● Written problem:
Lines containing the word "cooked" are the ones to copy from the records below.

======== Information shown

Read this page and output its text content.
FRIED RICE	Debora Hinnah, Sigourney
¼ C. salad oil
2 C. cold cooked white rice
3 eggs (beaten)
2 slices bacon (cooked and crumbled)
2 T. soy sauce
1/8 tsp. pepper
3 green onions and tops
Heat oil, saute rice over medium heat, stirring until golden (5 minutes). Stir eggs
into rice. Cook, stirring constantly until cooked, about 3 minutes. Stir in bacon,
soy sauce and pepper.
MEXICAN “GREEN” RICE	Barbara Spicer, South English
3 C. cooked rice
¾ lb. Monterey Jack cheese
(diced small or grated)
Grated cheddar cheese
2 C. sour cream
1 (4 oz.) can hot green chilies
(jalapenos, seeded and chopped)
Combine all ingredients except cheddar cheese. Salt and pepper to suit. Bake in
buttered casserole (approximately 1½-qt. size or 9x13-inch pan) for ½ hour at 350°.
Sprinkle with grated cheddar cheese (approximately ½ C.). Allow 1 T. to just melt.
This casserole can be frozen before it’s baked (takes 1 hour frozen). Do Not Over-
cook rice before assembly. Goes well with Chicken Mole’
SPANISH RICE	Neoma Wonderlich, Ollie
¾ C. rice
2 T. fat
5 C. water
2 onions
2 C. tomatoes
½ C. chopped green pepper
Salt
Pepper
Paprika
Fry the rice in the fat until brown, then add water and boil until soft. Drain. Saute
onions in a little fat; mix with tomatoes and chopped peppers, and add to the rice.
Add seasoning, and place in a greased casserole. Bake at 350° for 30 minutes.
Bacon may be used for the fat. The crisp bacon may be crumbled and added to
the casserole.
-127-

================
======== Information shown

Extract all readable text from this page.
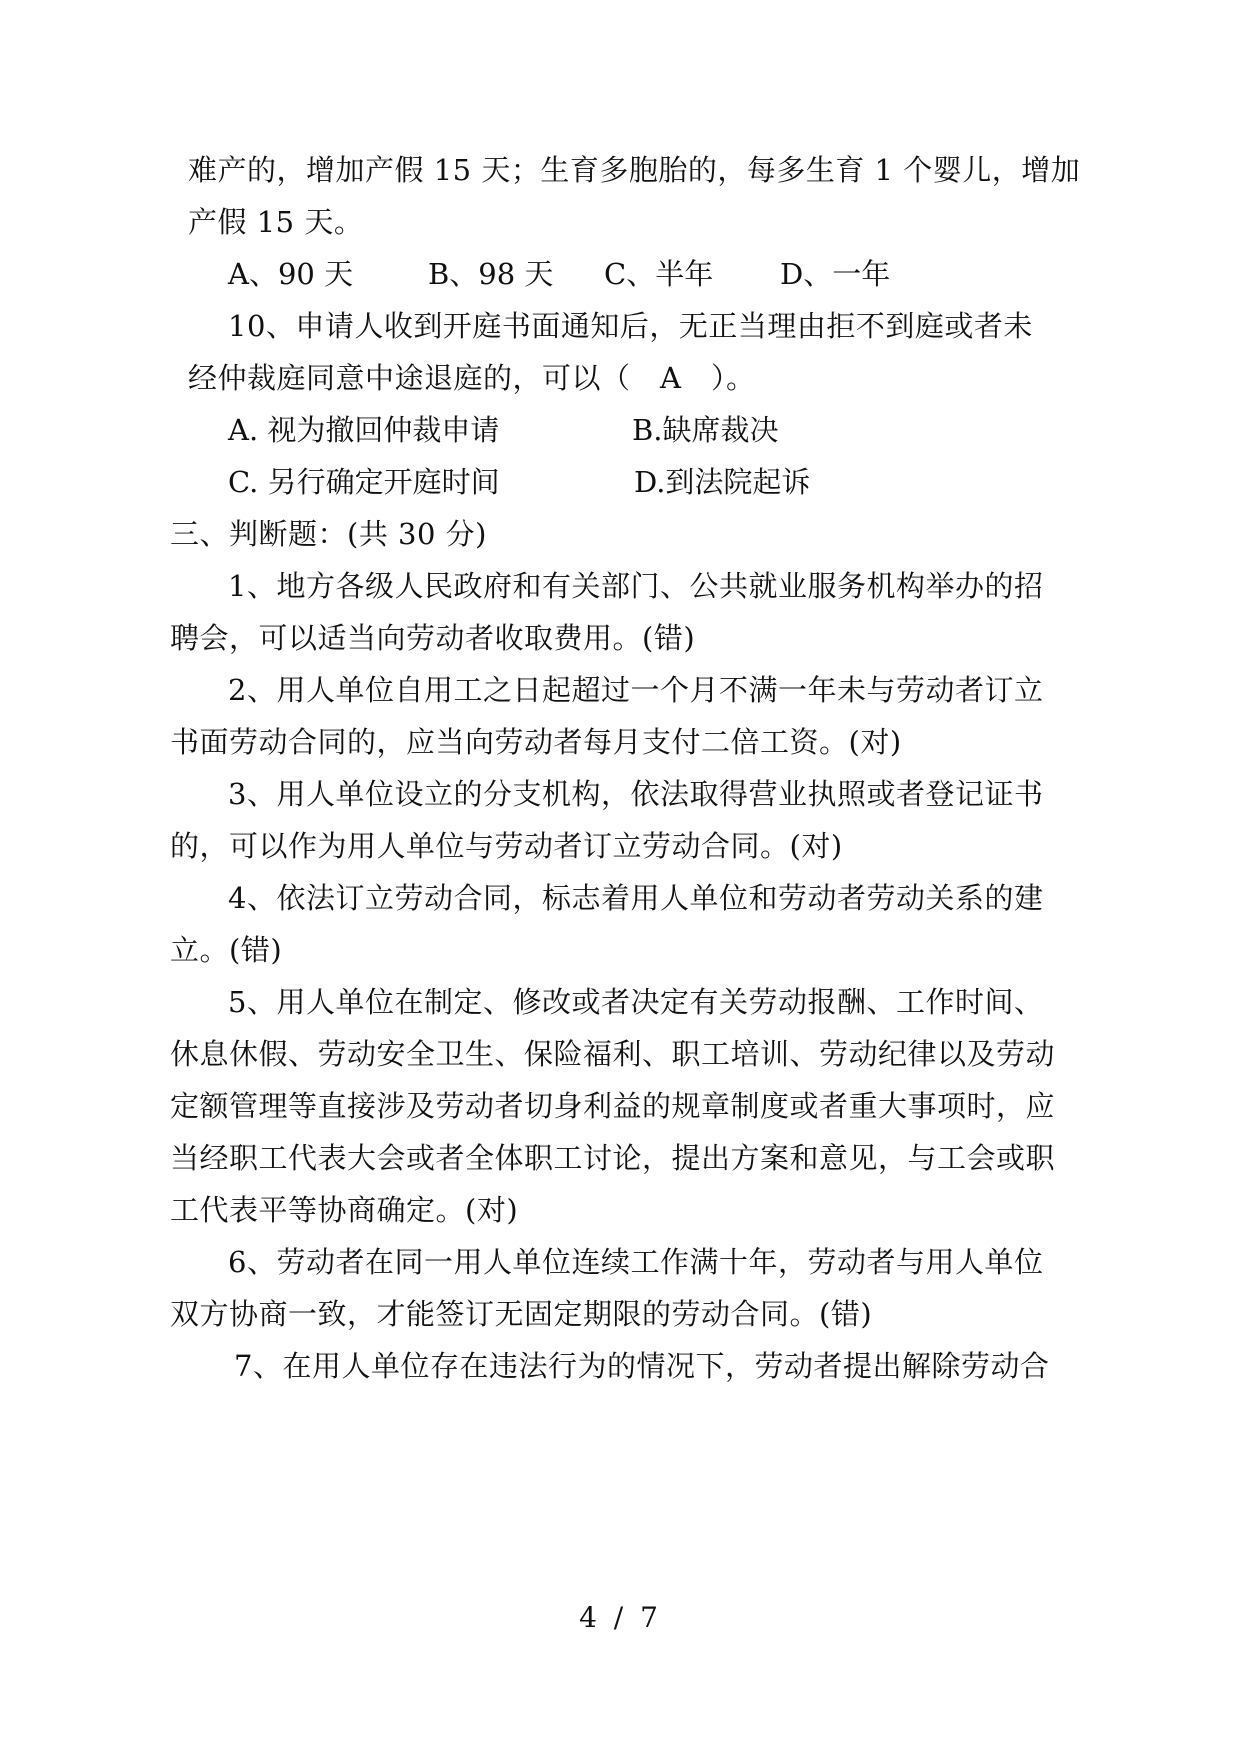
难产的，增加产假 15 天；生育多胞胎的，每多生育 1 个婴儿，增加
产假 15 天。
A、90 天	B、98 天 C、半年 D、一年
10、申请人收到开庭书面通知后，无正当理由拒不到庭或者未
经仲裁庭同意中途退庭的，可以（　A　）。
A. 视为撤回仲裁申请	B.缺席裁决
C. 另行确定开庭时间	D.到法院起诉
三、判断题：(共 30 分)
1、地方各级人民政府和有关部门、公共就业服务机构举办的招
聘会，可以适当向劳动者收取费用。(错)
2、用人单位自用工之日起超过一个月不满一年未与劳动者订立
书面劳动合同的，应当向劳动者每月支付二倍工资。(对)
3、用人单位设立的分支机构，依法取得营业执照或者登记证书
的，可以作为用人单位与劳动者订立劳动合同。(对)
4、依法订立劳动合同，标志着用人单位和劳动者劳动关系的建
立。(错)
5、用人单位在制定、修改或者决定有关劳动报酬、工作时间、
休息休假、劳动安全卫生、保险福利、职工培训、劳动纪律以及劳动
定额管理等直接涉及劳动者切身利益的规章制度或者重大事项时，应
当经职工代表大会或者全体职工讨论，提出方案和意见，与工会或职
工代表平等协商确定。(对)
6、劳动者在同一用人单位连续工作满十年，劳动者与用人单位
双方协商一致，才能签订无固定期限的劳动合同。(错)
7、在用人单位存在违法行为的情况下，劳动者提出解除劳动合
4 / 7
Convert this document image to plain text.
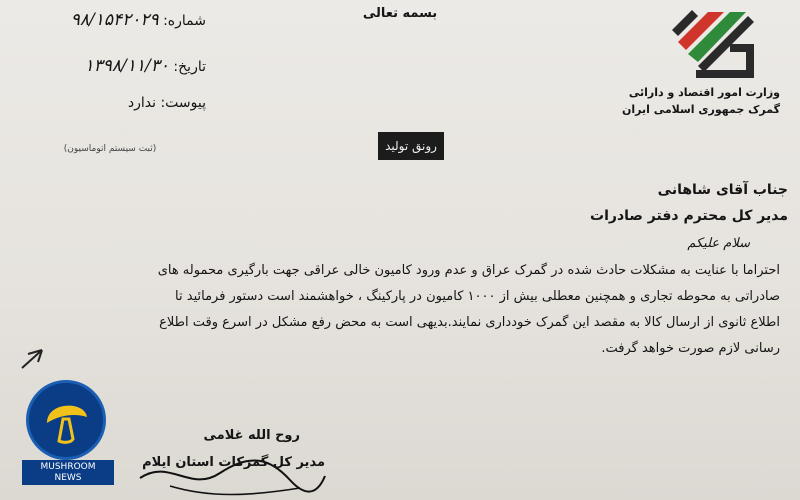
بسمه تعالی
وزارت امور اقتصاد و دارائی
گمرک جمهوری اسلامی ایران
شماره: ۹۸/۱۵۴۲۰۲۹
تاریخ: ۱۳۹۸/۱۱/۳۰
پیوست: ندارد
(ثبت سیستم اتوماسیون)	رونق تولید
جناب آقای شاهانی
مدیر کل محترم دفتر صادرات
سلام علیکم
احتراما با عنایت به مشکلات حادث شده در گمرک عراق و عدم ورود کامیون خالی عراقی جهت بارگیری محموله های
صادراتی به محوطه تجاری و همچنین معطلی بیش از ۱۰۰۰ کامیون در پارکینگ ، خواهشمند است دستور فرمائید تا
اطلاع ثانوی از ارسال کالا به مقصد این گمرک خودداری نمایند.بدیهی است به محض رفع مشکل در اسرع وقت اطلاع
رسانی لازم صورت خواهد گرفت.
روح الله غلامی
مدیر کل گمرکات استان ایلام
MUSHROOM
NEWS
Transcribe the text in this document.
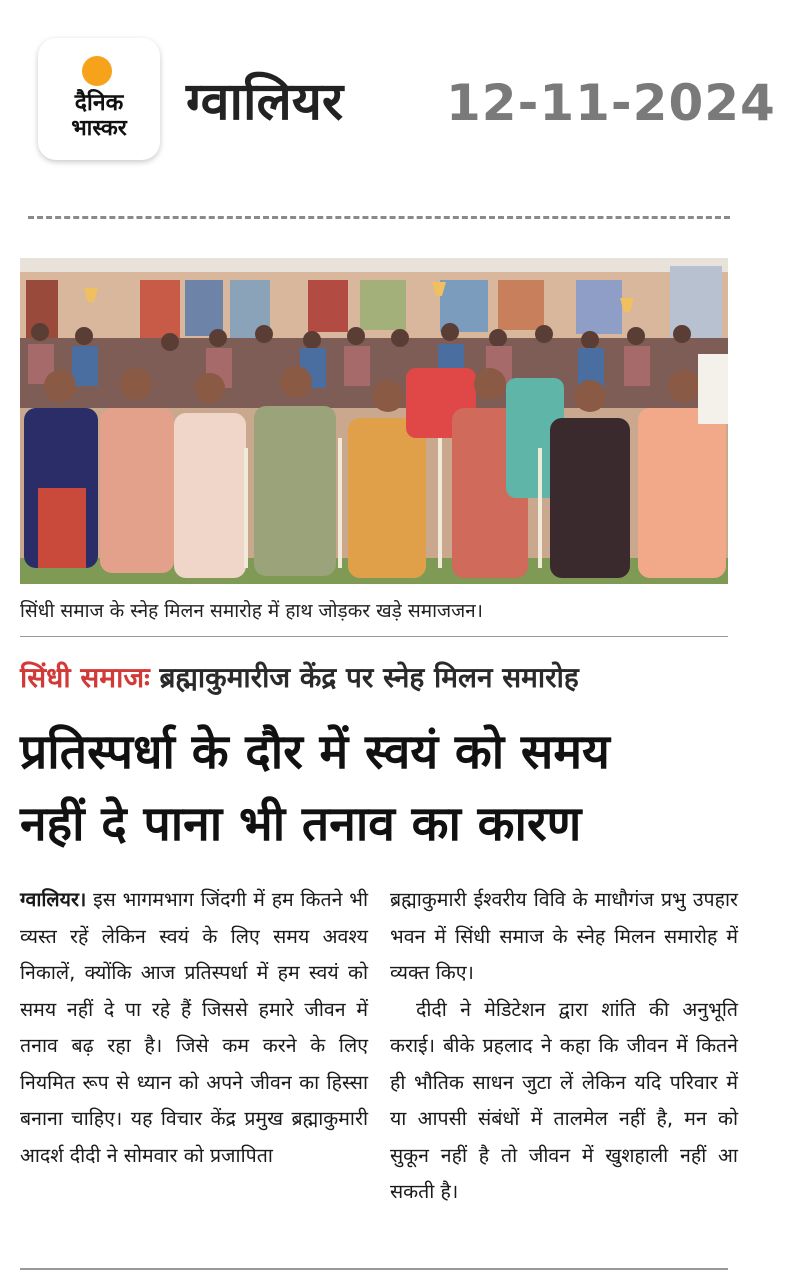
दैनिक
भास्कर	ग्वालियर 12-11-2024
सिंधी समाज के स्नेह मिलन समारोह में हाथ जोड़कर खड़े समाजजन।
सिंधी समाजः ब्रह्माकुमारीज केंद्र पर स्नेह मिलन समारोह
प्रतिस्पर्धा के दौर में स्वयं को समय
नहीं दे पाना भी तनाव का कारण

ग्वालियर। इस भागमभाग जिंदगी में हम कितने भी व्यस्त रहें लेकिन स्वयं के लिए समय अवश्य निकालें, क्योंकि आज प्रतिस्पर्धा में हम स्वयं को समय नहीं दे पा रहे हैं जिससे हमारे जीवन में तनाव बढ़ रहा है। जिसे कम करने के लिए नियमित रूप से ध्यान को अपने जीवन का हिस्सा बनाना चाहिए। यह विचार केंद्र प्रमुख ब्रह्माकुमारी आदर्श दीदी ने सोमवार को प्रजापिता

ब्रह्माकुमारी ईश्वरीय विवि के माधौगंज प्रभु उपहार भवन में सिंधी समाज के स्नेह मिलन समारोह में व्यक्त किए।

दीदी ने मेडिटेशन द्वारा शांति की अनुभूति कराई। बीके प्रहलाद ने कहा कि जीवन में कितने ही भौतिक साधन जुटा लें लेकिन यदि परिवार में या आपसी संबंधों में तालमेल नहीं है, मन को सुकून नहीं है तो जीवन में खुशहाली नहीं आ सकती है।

================

● Output below:
2 C. cold cooked white rice
2 slices bacon (cooked and crumbled)
into rice. Cook, stirring constantly until cooked, about 3 minutes. Stir in bacon,
3 C. cooked rice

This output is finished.